## Dataset records
▼
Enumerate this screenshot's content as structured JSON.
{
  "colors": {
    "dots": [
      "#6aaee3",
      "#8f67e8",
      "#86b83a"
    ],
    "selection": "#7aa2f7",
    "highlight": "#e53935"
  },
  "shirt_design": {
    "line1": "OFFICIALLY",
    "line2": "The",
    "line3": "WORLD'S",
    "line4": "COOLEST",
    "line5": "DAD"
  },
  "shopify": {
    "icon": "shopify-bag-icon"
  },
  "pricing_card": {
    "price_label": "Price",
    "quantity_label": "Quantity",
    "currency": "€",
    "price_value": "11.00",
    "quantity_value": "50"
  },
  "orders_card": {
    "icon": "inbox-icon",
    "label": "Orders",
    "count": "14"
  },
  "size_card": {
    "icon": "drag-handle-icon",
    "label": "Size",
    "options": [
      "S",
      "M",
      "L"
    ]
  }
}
▲
▼
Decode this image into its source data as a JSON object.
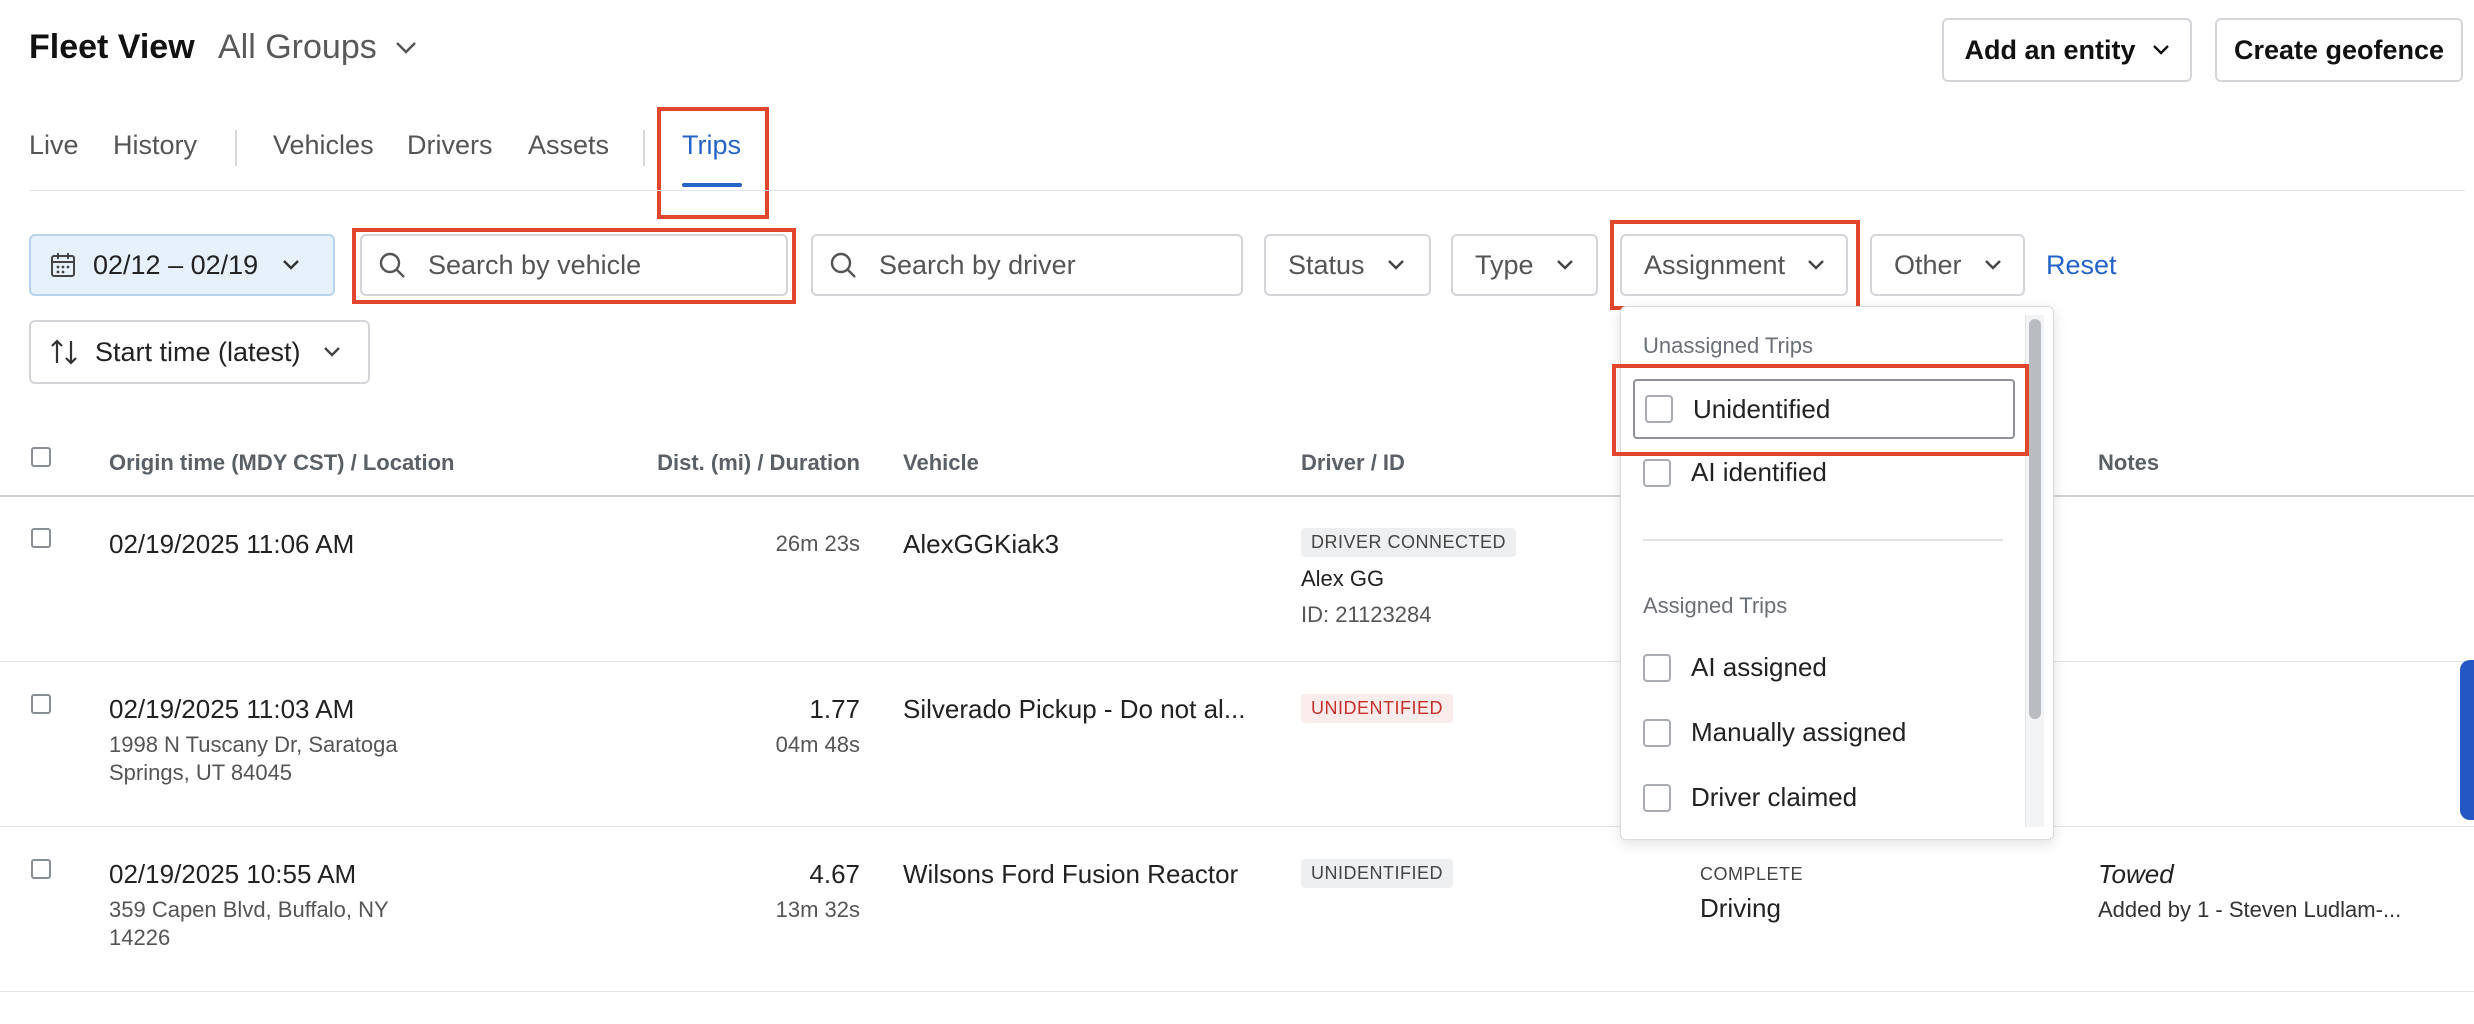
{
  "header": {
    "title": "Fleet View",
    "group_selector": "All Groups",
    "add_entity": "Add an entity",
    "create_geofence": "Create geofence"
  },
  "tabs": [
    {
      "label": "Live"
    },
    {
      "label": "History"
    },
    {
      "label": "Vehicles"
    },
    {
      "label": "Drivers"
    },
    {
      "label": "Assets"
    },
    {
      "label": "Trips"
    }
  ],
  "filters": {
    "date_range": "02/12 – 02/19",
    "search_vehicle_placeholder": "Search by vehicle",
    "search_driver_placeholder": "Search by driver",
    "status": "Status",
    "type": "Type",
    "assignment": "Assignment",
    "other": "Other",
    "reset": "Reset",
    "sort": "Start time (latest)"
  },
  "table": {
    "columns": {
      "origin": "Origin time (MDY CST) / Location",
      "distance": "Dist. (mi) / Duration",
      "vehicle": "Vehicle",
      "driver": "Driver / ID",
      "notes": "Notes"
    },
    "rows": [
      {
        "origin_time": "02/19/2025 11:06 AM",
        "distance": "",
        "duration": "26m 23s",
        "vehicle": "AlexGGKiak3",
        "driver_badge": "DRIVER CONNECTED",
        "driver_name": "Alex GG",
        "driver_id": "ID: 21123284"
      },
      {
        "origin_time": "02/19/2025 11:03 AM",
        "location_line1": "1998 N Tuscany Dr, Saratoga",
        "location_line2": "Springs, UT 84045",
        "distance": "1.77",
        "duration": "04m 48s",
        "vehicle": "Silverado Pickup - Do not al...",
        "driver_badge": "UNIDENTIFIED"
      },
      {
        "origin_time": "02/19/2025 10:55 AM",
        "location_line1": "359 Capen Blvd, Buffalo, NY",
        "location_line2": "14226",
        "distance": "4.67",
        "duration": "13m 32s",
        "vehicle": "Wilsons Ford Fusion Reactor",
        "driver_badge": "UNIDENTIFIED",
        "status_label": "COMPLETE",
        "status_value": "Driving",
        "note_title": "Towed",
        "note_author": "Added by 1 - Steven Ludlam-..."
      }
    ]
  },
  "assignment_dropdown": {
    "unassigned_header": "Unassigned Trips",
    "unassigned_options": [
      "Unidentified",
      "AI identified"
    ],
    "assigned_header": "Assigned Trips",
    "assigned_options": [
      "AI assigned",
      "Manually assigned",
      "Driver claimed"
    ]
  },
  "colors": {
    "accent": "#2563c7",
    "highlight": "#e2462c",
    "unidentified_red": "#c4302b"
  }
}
▲
## What you will do
Pull out all lines containing the word "highlight" from the entries above.

## Response to the task
    "highlight": "#e53935"
    "highlight": "#e2462c",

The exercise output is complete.